(Stored data)

• • • • • • •

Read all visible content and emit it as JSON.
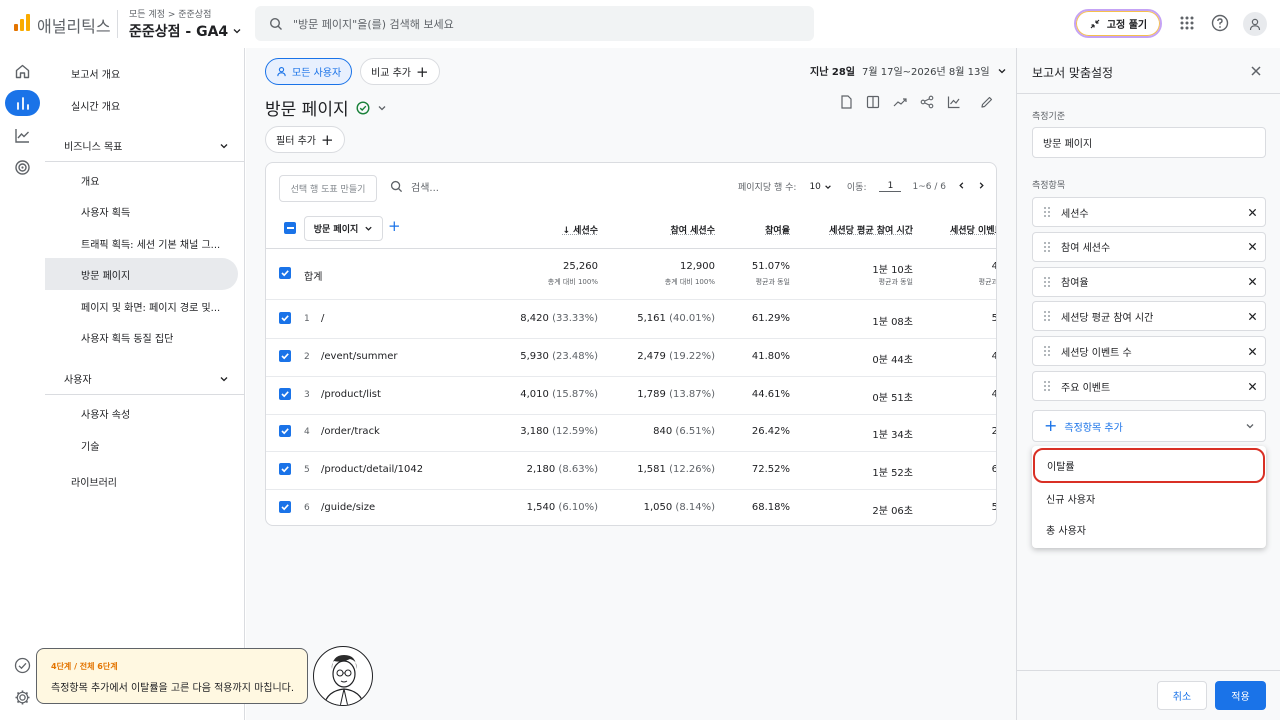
{
  "header": {
    "brand": "애널리틱스",
    "account_crumb": "모든 계정 > 준준상점",
    "property": "준준상점 - GA4",
    "search_placeholder": "\"방문 페이지\"을(를) 검색해 보세요",
    "pin_label": "고정 풀기"
  },
  "rail": {
    "items": [
      "home-icon",
      "reports-icon",
      "explore-icon",
      "advertising-icon"
    ],
    "bottom": [
      "admin-check-icon",
      "settings-icon"
    ]
  },
  "sidenav": {
    "items": [
      {
        "label": "보고서 개요"
      },
      {
        "label": "실시간 개요"
      }
    ],
    "section_business": "비즈니스 목표",
    "business_items": [
      {
        "label": "개요"
      },
      {
        "label": "사용자 획득"
      },
      {
        "label": "트래픽 획득: 세션 기본 채널 그..."
      },
      {
        "label": "방문 페이지"
      },
      {
        "label": "페이지 및 화면: 페이지 경로 및..."
      },
      {
        "label": "사용자 획득 동질 집단"
      }
    ],
    "section_user": "사용자",
    "user_items": [
      {
        "label": "사용자 속성"
      },
      {
        "label": "기술"
      }
    ],
    "library": "라이브러리"
  },
  "main": {
    "chip_all_users": "모든 사용자",
    "chip_compare": "비교 추가",
    "date_label": "지난 28일",
    "date_range": "7월 17일~2026년 8월 13일",
    "title": "방문 페이지",
    "filter_chip": "필터 추가",
    "table": {
      "make_chart": "선택 행 도표 만들기",
      "search_placeholder": "검색...",
      "rows_per_page_label": "페이지당 행 수:",
      "rows_per_page": "10",
      "goto_label": "이동:",
      "goto_value": "1",
      "range": "1~6 / 6",
      "dimension": "방문 페이지",
      "headers": [
        "↓ 세션수",
        "참여 세션수",
        "참여율",
        "세션당 평균 참여 시간",
        "세션당 이벤트"
      ],
      "total": {
        "label": "합계",
        "values": [
          "25,260",
          "12,900",
          "51.07%",
          "1분 10초",
          "4"
        ],
        "subs": [
          "총계 대비 100%",
          "총계 대비 100%",
          "평균과 동일",
          "평균과 동일",
          "평균과"
        ]
      },
      "rows": [
        {
          "n": "1",
          "page": "/",
          "sessions": "8,420",
          "sessions_pct": "(33.33%)",
          "engaged": "5,161",
          "engaged_pct": "(40.01%)",
          "rate": "61.29%",
          "time": "1분 08초",
          "events": "5"
        },
        {
          "n": "2",
          "page": "/event/summer",
          "sessions": "5,930",
          "sessions_pct": "(23.48%)",
          "engaged": "2,479",
          "engaged_pct": "(19.22%)",
          "rate": "41.80%",
          "time": "0분 44초",
          "events": "4"
        },
        {
          "n": "3",
          "page": "/product/list",
          "sessions": "4,010",
          "sessions_pct": "(15.87%)",
          "engaged": "1,789",
          "engaged_pct": "(13.87%)",
          "rate": "44.61%",
          "time": "0분 51초",
          "events": "4"
        },
        {
          "n": "4",
          "page": "/order/track",
          "sessions": "3,180",
          "sessions_pct": "(12.59%)",
          "engaged": "840",
          "engaged_pct": "(6.51%)",
          "rate": "26.42%",
          "time": "1분 34초",
          "events": "2"
        },
        {
          "n": "5",
          "page": "/product/detail/1042",
          "sessions": "2,180",
          "sessions_pct": "(8.63%)",
          "engaged": "1,581",
          "engaged_pct": "(12.26%)",
          "rate": "72.52%",
          "time": "1분 52초",
          "events": "6"
        },
        {
          "n": "6",
          "page": "/guide/size",
          "sessions": "1,540",
          "sessions_pct": "(6.10%)",
          "engaged": "1,050",
          "engaged_pct": "(8.14%)",
          "rate": "68.18%",
          "time": "2분 06초",
          "events": "5"
        }
      ]
    }
  },
  "panel": {
    "title": "보고서 맞춤설정",
    "dimension_label": "측정기준",
    "dimension_value": "방문 페이지",
    "metrics_label": "측정항목",
    "metrics": [
      "세션수",
      "참여 세션수",
      "참여율",
      "세션당 평균 참여 시간",
      "세션당 이벤트 수",
      "주요 이벤트"
    ],
    "add_metric": "측정항목 추가",
    "dropdown": [
      "이탈률",
      "신규 사용자",
      "총 사용자"
    ],
    "cancel": "취소",
    "apply": "적용"
  },
  "guide": {
    "step": "4단계 / 전체 6단계",
    "text": "측정항목 추가에서 이탈률을 고른 다음 적용까지 마칩니다."
  },
  "colors": {
    "accent": "#1a73e8",
    "highlight": "#d93025",
    "logo": "#f9ab00"
  }
}
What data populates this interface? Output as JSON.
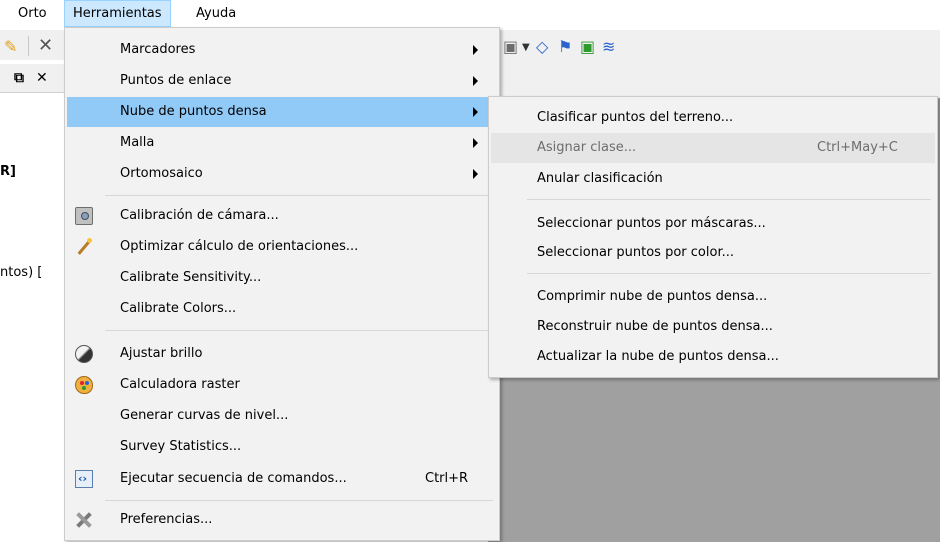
{
  "menubar": {
    "items": [
      {
        "label": "Orto"
      },
      {
        "label": "Herramientas"
      },
      {
        "label": "Ayuda"
      }
    ]
  },
  "side": {
    "bracket_r": "R]",
    "ntos": "ntos) ["
  },
  "tools_menu": {
    "items": [
      {
        "label": "Marcadores",
        "submenu": true
      },
      {
        "label": "Puntos de enlace",
        "submenu": true
      },
      {
        "label": "Nube de puntos densa",
        "submenu": true,
        "highlighted": true
      },
      {
        "label": "Malla",
        "submenu": true
      },
      {
        "label": "Ortomosaico",
        "submenu": true
      },
      {
        "label": "Calibración de cámara...",
        "icon": "camera-icon"
      },
      {
        "label": "Optimizar cálculo de orientaciones...",
        "icon": "wand-icon"
      },
      {
        "label": "Calibrate Sensitivity..."
      },
      {
        "label": "Calibrate Colors..."
      },
      {
        "label": "Ajustar brillo",
        "icon": "brightness-icon"
      },
      {
        "label": "Calculadora raster",
        "icon": "palette-icon"
      },
      {
        "label": "Generar curvas de nivel..."
      },
      {
        "label": "Survey Statistics..."
      },
      {
        "label": "Ejecutar secuencia de comandos...",
        "icon": "script-icon",
        "shortcut": "Ctrl+R"
      },
      {
        "label": "Preferencias...",
        "icon": "tools-icon"
      }
    ]
  },
  "dense_cloud_submenu": {
    "items": [
      {
        "label": "Clasificar puntos del terreno..."
      },
      {
        "label": "Asignar clase...",
        "shortcut": "Ctrl+May+C",
        "disabled": true
      },
      {
        "label": "Anular clasificación"
      },
      {
        "label": "Seleccionar puntos por máscaras..."
      },
      {
        "label": "Seleccionar puntos por color..."
      },
      {
        "label": "Comprimir nube de puntos densa..."
      },
      {
        "label": "Reconstruir nube de puntos densa..."
      },
      {
        "label": "Actualizar la nube de puntos densa..."
      }
    ]
  },
  "colors": {
    "highlight": "#91c9f7",
    "menu_bg": "#f2f2f2",
    "workspace": "#a0a0a0"
  }
}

• • • • • • •

EXERCISE REQUIREMENTS:
Leave every image out, and retype the material exactly.

SOLUTION FOR THIS TASK:
Read all visible content and emit it as JSON.
{
  "header": {
    "brand": "애널리틱스",
    "account_crumb": "모든 계정 > 준준상점",
    "property": "준준상점 - GA4",
    "search_placeholder": "\"방문 페이지\"을(를) 검색해 보세요",
    "pin_label": "고정 풀기"
  },
  "rail": {
    "items": [
      "home-icon",
      "reports-icon",
      "explore-icon",
      "advertising-icon"
    ],
    "bottom": [
      "admin-check-icon",
      "settings-icon"
    ]
  },
  "sidenav": {
    "items": [
      {
        "label": "보고서 개요"
      },
      {
        "label": "실시간 개요"
      }
    ],
    "section_business": "비즈니스 목표",
    "business_items": [
      {
        "label": "개요"
      },
      {
        "label": "사용자 획득"
      },
      {
        "label": "트래픽 획득: 세션 기본 채널 그..."
      },
      {
        "label": "방문 페이지"
      },
      {
        "label": "페이지 및 화면: 페이지 경로 및..."
      },
      {
        "label": "사용자 획득 동질 집단"
      }
    ],
    "section_user": "사용자",
    "user_items": [
      {
        "label": "사용자 속성"
      },
      {
        "label": "기술"
      }
    ],
    "library": "라이브러리"
  },
  "main": {
    "chip_all_users": "모든 사용자",
    "chip_compare": "비교 추가",
    "date_label": "지난 28일",
    "date_range": "7월 17일~2026년 8월 13일",
    "title": "방문 페이지",
    "filter_chip": "필터 추가",
    "table": {
      "make_chart": "선택 행 도표 만들기",
      "search_placeholder": "검색...",
      "rows_per_page_label": "페이지당 행 수:",
      "rows_per_page": "10",
      "goto_label": "이동:",
      "goto_value": "1",
      "range": "1~6 / 6",
      "dimension": "방문 페이지",
      "headers": [
        "↓ 세션수",
        "참여 세션수",
        "참여율",
        "세션당 평균 참여 시간",
        "세션당 이벤트"
      ],
      "total": {
        "label": "합계",
        "values": [
          "25,260",
          "12,900",
          "51.07%",
          "1분 10초",
          "4"
        ],
        "subs": [
          "총계 대비 100%",
          "총계 대비 100%",
          "평균과 동일",
          "평균과 동일",
          "평균과"
        ]
      },
      "rows": [
        {
          "n": "1",
          "page": "/",
          "sessions": "8,420",
          "sessions_pct": "(33.33%)",
          "engaged": "5,161",
          "engaged_pct": "(40.01%)",
          "rate": "61.29%",
          "time": "1분 08초",
          "events": "5"
        },
        {
          "n": "2",
          "page": "/event/summer",
          "sessions": "5,930",
          "sessions_pct": "(23.48%)",
          "engaged": "2,479",
          "engaged_pct": "(19.22%)",
          "rate": "41.80%",
          "time": "0분 44초",
          "events": "4"
        },
        {
          "n": "3",
          "page": "/product/list",
          "sessions": "4,010",
          "sessions_pct": "(15.87%)",
          "engaged": "1,789",
          "engaged_pct": "(13.87%)",
          "rate": "44.61%",
          "time": "0분 51초",
          "events": "4"
        },
        {
          "n": "4",
          "page": "/order/track",
          "sessions": "3,180",
          "sessions_pct": "(12.59%)",
          "engaged": "840",
          "engaged_pct": "(6.51%)",
          "rate": "26.42%",
          "time": "1분 34초",
          "events": "2"
        },
        {
          "n": "5",
          "page": "/product/detail/1042",
          "sessions": "2,180",
          "sessions_pct": "(8.63%)",
          "engaged": "1,581",
          "engaged_pct": "(12.26%)",
          "rate": "72.52%",
          "time": "1분 52초",
          "events": "6"
        },
        {
          "n": "6",
          "page": "/guide/size",
          "sessions": "1,540",
          "sessions_pct": "(6.10%)",
          "engaged": "1,050",
          "engaged_pct": "(8.14%)",
          "rate": "68.18%",
          "time": "2분 06초",
          "events": "5"
        }
      ]
    }
  },
  "panel": {
    "title": "보고서 맞춤설정",
    "dimension_label": "측정기준",
    "dimension_value": "방문 페이지",
    "metrics_label": "측정항목",
    "metrics": [
      "세션수",
      "참여 세션수",
      "참여율",
      "세션당 평균 참여 시간",
      "세션당 이벤트 수",
      "주요 이벤트"
    ],
    "add_metric": "측정항목 추가",
    "dropdown": [
      "이탈률",
      "신규 사용자",
      "총 사용자"
    ],
    "cancel": "취소",
    "apply": "적용"
  },
  "guide": {
    "step": "4단계 / 전체 6단계",
    "text": "측정항목 추가에서 이탈률을 고른 다음 적용까지 마칩니다."
  },
  "colors": {
    "accent": "#1a73e8",
    "highlight": "#d93025",
    "logo": "#f9ab00"
  }
}
What data populates this interface? Output as JSON.
{
  "menubar": {
    "items": [
      {
        "label": "Orto"
      },
      {
        "label": "Herramientas"
      },
      {
        "label": "Ayuda"
      }
    ]
  },
  "side": {
    "bracket_r": "R]",
    "ntos": "ntos) ["
  },
  "tools_menu": {
    "items": [
      {
        "label": "Marcadores",
        "submenu": true
      },
      {
        "label": "Puntos de enlace",
        "submenu": true
      },
      {
        "label": "Nube de puntos densa",
        "submenu": true,
        "highlighted": true
      },
      {
        "label": "Malla",
        "submenu": true
      },
      {
        "label": "Ortomosaico",
        "submenu": true
      },
      {
        "label": "Calibración de cámara...",
        "icon": "camera-icon"
      },
      {
        "label": "Optimizar cálculo de orientaciones...",
        "icon": "wand-icon"
      },
      {
        "label": "Calibrate Sensitivity..."
      },
      {
        "label": "Calibrate Colors..."
      },
      {
        "label": "Ajustar brillo",
        "icon": "brightness-icon"
      },
      {
        "label": "Calculadora raster",
        "icon": "palette-icon"
      },
      {
        "label": "Generar curvas de nivel..."
      },
      {
        "label": "Survey Statistics..."
      },
      {
        "label": "Ejecutar secuencia de comandos...",
        "icon": "script-icon",
        "shortcut": "Ctrl+R"
      },
      {
        "label": "Preferencias...",
        "icon": "tools-icon"
      }
    ]
  },
  "dense_cloud_submenu": {
    "items": [
      {
        "label": "Clasificar puntos del terreno..."
      },
      {
        "label": "Asignar clase...",
        "shortcut": "Ctrl+May+C",
        "disabled": true
      },
      {
        "label": "Anular clasificación"
      },
      {
        "label": "Seleccionar puntos por máscaras..."
      },
      {
        "label": "Seleccionar puntos por color..."
      },
      {
        "label": "Comprimir nube de puntos densa..."
      },
      {
        "label": "Reconstruir nube de puntos densa..."
      },
      {
        "label": "Actualizar la nube de puntos densa..."
      }
    ]
  },
  "colors": {
    "highlight": "#91c9f7",
    "menu_bg": "#f2f2f2",
    "workspace": "#a0a0a0"
  }
}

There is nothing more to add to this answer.